练习任务 1
下面关于 MdxScraper 的帖子提到兼容支持哪些常见图片格式？请全部列出。

提供文本
┌──
MdxScraper：从MDX字典提取内容并输出为PDF、HTML或JPG

Vim · 2024 年1 月 13 日 10:58

经常需要将特定词条的查询结果批量导出并打印，特对 MdxConverter 做了改造加强。

下载：

页面右侧有 Releases 可以下载：GitHub - VimWei/MdxScraper: Extract specific words from an MDX dictionary and generate HTML, PDF, or JPG files with ease.

改进之处：

提升词典兼容性：
- 内置并升级mdict-query，支持多mdd的词典。
- 兼容有或无CSS文件的词典。
- 兼容html中img标签的多种写法。
- 兼容支持png、jpg、jpeg、gif等常见图片格式。
- 支持同一个页面多次重复引用同一图片的情形，如读音图标等。
提升跨平台兼容性：
- 文件路径名，兼容跨平台的多种的写法。
- wkhtmltopdf安装目录，兼容跨平台的多种情形。
重构程序，更加便捷、易用、强健和友好：
- 采用配置文件方式，而非命令行参数，配合conda可以一键输出，更便捷。
- 丰富配置选项，包括输入输出文件、词典文件、PDF排版、CSS等，更强大。
- 输出信息增加程序状态、查询统计、输出地址、耗时等信息，体验更友好。
- 备份原始词汇，并与输出文件放在一起，方便归档调阅，数据安全有保障。
- 增加时间戳到输出文件名，方便归档查阅所有输出文件，文件管理更方便。

last_idol · 2024 年1 月 13 日 11:16

多mdd的支持，其实是在mdict-query.py文件里，需要从头理清原作者的思路。建议还是直接合并mdd更方便。

Vim · 2024 年1 月 14 日 11:32

Update：Release MdxScraper v1.1 · VimWei/MdxScraper · GitHub

Enhancing Compatibility for Windows, Linux, and Mac.
Implement ‘utf-8’ encoding for file handling to enhance compatibility.

demo · 2024 年2 月 28 日 12:18

正在学习 Python, 顺手把 mdict-query 改为支持多 mdd 查询了。
└──
提取信息
┌──
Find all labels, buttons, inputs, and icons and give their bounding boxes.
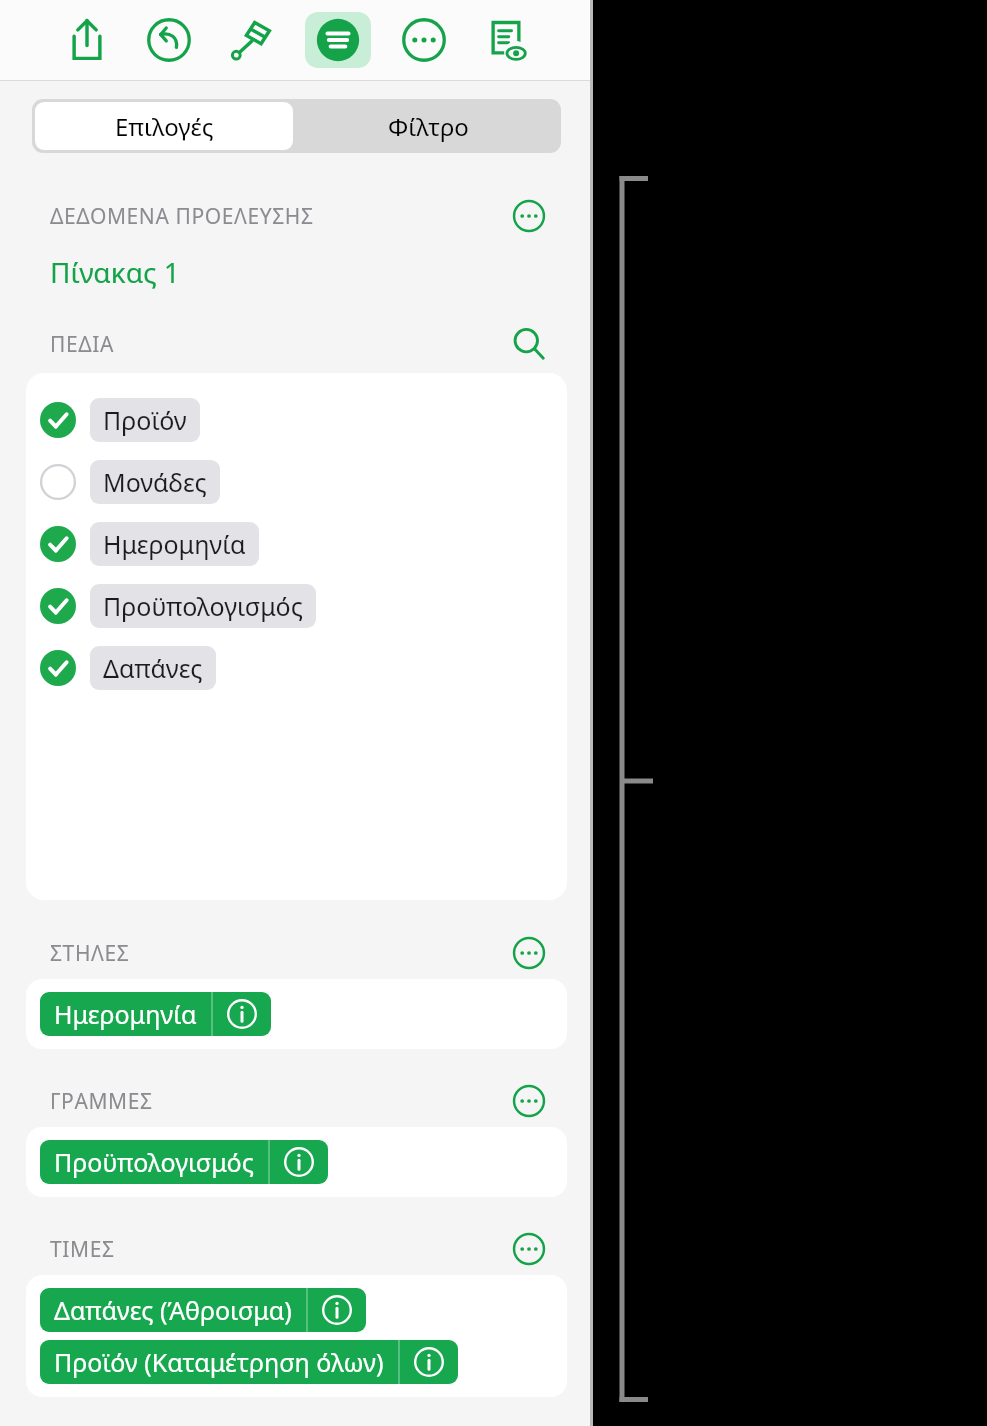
staticText: Δαπάνες (Άθροισμα) (54, 1293, 292, 1327)
staticText: Ημερομηνία (54, 997, 197, 1031)
button[interactable]: Search (509, 327, 549, 361)
staticText: ΓΡΑΜΜΕΣ (50, 1087, 153, 1116)
button[interactable]: Δαπάνες (26, 637, 567, 699)
staticText: ΔΕΔΟΜΕΝΑ ΠΡΟΕΛΕΥΣΗΣ (50, 202, 314, 231)
button[interactable]: Προϋπολογισμός (40, 1140, 328, 1184)
staticText: Δαπάνες (103, 651, 203, 685)
button[interactable]: Info (400, 1340, 458, 1384)
staticText: ΠΕΔΙΑ (50, 330, 114, 359)
staticText: Προϊόν (Καταμέτρηση όλων) (54, 1345, 384, 1379)
button[interactable]: Ημερομηνία (40, 992, 271, 1036)
staticText: Μονάδες (103, 465, 207, 499)
button[interactable]: Φίλτρο (296, 99, 561, 153)
button[interactable]: Info (308, 1288, 366, 1332)
button[interactable]: Ημερομηνία (26, 513, 567, 575)
button[interactable]: Πίνακας 1 (50, 253, 180, 291)
button[interactable]: Προϊόν (26, 389, 567, 451)
staticText: Προϋπολογισμός (103, 589, 303, 623)
button[interactable]: Share (58, 11, 116, 69)
staticText: Φίλτρο (388, 110, 469, 143)
button[interactable]: More (395, 11, 453, 69)
staticText: Προϊόν (103, 403, 187, 437)
button[interactable]: More options (509, 936, 549, 970)
staticText: ΤΙΜΕΣ (50, 1235, 115, 1264)
button[interactable]: More options (509, 1084, 549, 1118)
staticText: Ημερομηνία (103, 527, 246, 561)
staticText: ΣΤΗΛΕΣ (50, 939, 130, 968)
staticText: Προϋπολογισμός (54, 1145, 254, 1179)
button[interactable]: Format (222, 11, 280, 69)
button[interactable]: More options (509, 199, 549, 233)
button[interactable]: Επιλογές (35, 102, 293, 150)
button[interactable]: Undo (140, 11, 198, 69)
button[interactable]: Προϋπολογισμός (26, 575, 567, 637)
staticText: Επιλογές (115, 110, 214, 143)
button[interactable]: Pivot options (305, 12, 371, 68)
button[interactable]: Δαπάνες (Άθροισμα) (40, 1288, 366, 1332)
button[interactable]: Προϊόν (Καταμέτρηση όλων) (40, 1340, 458, 1384)
button[interactable]: More options (509, 1232, 549, 1266)
button[interactable]: Document (477, 11, 535, 69)
button[interactable]: Info (213, 992, 271, 1036)
button[interactable]: Info (270, 1140, 328, 1184)
button[interactable]: Μονάδες (26, 451, 567, 513)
└──
练习任务 2
请把条目中从包含“staticText: Δαπάνες (Άθροισμα)”的那一行开始、到包含“button[interactable]: Πίνακας 1”的那一行结束的部分（首尾两行都算在内）给成 JSON 字符串列表，每行对应一个字符串，空行不计。

参考答案 1
png、jpg、jpeg、gif

参考答案 2
[
  "staticText: Δαπάνες (Άθροισμα) (54, 1293, 292, 1327)",
  "staticText: Ημερομηνία (54, 997, 197, 1031)",
  "button[interactable]: Search (509, 327, 549, 361)",
  "staticText: ΓΡΑΜΜΕΣ (50, 1087, 153, 1116)",
  "button[interactable]: Δαπάνες (26, 637, 567, 699)",
  "staticText: ΔΕΔΟΜΕΝΑ ΠΡΟΕΛΕΥΣΗΣ (50, 202, 314, 231)",
  "button[interactable]: Προϋπολογισμός (40, 1140, 328, 1184)",
  "staticText: Δαπάνες (103, 651, 203, 685)",
  "button[interactable]: Info (400, 1340, 458, 1384)",
  "staticText: ΠΕΔΙΑ (50, 330, 114, 359)",
  "staticText: Προϊόν (Καταμέτρηση όλων) (54, 1345, 384, 1379)",
  "button[interactable]: Ημερομηνία (40, 992, 271, 1036)",
  "staticText: Μονάδες (103, 465, 207, 499)",
  "button[interactable]: Φίλτρο (296, 99, 561, 153)",
  "button[interactable]: Info (308, 1288, 366, 1332)",
  "button[interactable]: Ημερομηνία (26, 513, 567, 575)",
  "button[interactable]: Πίνακας 1 (50, 253, 180, 291)"
]